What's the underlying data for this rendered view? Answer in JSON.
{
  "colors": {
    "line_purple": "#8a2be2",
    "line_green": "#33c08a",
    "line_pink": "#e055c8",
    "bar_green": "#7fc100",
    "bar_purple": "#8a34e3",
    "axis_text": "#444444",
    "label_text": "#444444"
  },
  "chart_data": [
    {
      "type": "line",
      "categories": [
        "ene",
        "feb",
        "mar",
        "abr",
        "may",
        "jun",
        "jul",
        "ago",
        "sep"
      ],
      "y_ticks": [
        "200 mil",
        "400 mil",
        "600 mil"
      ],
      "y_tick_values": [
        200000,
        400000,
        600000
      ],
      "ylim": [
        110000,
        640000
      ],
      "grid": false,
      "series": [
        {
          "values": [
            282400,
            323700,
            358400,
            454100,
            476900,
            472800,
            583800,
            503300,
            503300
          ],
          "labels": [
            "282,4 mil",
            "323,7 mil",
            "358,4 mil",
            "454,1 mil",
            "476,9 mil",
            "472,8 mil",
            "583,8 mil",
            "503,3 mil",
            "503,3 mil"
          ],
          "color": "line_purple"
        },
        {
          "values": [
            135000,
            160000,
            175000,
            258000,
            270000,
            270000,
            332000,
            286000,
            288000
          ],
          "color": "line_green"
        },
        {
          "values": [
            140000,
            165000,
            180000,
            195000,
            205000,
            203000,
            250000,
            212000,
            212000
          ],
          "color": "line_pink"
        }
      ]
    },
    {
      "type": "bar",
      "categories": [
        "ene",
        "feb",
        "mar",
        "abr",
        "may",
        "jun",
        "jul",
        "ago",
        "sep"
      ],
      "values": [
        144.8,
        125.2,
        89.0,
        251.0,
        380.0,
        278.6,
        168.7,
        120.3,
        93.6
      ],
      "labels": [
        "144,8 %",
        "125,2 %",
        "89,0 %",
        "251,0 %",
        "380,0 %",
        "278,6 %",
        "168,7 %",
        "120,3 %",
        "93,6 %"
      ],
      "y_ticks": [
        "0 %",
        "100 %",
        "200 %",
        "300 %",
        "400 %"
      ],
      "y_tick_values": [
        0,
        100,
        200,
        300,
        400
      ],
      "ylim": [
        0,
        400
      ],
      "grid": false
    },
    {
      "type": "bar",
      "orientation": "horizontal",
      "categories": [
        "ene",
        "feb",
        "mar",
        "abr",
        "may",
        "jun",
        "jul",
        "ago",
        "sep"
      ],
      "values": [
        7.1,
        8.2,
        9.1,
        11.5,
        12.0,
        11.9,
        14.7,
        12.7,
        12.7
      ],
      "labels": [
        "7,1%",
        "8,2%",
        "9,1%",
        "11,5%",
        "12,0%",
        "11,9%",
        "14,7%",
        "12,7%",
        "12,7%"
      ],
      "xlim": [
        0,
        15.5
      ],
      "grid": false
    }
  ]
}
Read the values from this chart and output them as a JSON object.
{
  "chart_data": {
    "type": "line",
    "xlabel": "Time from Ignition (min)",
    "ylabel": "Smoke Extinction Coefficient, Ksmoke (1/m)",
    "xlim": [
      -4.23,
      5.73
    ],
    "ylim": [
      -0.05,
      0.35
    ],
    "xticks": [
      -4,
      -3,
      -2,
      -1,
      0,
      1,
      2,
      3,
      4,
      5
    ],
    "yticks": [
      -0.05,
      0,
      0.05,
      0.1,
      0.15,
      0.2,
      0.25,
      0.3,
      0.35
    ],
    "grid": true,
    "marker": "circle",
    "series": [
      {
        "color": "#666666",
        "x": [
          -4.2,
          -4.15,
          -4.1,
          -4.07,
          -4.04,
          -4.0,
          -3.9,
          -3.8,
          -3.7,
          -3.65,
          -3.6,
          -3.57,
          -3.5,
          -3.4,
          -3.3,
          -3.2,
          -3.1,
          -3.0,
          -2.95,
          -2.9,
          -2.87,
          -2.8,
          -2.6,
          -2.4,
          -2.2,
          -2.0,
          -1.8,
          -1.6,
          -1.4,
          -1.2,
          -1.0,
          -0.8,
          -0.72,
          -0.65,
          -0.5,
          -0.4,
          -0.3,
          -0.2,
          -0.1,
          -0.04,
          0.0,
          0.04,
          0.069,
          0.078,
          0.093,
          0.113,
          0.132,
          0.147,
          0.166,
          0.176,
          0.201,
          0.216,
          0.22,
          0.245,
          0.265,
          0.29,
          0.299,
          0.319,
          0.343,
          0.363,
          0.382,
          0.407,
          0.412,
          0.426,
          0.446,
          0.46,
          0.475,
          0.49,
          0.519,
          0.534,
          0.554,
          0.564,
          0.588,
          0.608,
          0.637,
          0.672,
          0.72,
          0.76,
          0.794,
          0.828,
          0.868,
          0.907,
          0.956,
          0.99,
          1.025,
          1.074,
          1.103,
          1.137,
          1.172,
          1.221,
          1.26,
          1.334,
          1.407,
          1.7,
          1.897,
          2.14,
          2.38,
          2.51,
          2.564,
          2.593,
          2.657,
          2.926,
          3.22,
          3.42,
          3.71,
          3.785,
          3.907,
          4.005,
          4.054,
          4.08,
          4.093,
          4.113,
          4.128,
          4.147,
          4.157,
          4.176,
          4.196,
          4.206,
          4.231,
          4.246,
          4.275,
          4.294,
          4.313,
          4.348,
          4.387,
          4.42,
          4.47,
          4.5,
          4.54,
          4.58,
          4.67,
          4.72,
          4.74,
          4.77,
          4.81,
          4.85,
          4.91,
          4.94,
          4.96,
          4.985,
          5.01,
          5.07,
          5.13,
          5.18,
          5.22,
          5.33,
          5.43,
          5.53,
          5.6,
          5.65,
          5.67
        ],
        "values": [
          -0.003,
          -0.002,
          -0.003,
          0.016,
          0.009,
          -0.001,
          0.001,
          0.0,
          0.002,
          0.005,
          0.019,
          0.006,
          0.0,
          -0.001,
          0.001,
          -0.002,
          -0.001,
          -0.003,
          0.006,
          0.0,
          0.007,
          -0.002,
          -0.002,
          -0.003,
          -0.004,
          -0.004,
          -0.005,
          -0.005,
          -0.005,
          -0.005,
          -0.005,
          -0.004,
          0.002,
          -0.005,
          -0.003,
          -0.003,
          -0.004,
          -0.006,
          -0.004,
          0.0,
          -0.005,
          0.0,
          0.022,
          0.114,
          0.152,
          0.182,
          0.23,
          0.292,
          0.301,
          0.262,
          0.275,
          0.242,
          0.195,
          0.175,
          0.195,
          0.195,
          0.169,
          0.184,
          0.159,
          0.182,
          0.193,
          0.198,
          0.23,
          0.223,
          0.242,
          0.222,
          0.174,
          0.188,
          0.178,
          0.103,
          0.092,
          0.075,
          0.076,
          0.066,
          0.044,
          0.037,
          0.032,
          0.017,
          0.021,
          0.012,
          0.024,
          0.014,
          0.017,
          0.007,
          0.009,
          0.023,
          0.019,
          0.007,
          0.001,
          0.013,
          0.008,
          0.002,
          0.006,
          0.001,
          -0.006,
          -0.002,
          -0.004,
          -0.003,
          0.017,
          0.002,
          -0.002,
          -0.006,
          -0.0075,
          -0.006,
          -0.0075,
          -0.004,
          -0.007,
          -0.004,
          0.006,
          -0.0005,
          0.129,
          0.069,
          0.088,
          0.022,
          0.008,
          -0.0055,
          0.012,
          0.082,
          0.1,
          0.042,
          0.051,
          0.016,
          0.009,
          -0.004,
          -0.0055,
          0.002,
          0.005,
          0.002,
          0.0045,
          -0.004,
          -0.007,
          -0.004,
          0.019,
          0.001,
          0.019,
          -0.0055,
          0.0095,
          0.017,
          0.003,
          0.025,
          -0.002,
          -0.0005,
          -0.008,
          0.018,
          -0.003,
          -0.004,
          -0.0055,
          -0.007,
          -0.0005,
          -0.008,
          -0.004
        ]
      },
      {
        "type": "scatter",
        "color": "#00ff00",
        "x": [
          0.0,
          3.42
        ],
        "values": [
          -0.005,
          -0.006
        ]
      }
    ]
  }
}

* _Instructions to follow_
Filter the listing for the word "type" and copy every line that holds it.

* _Complete output_
      "type": "line",
      "type": "bar",
      "type": "bar",
    "type": "line",
        "type": "scatter",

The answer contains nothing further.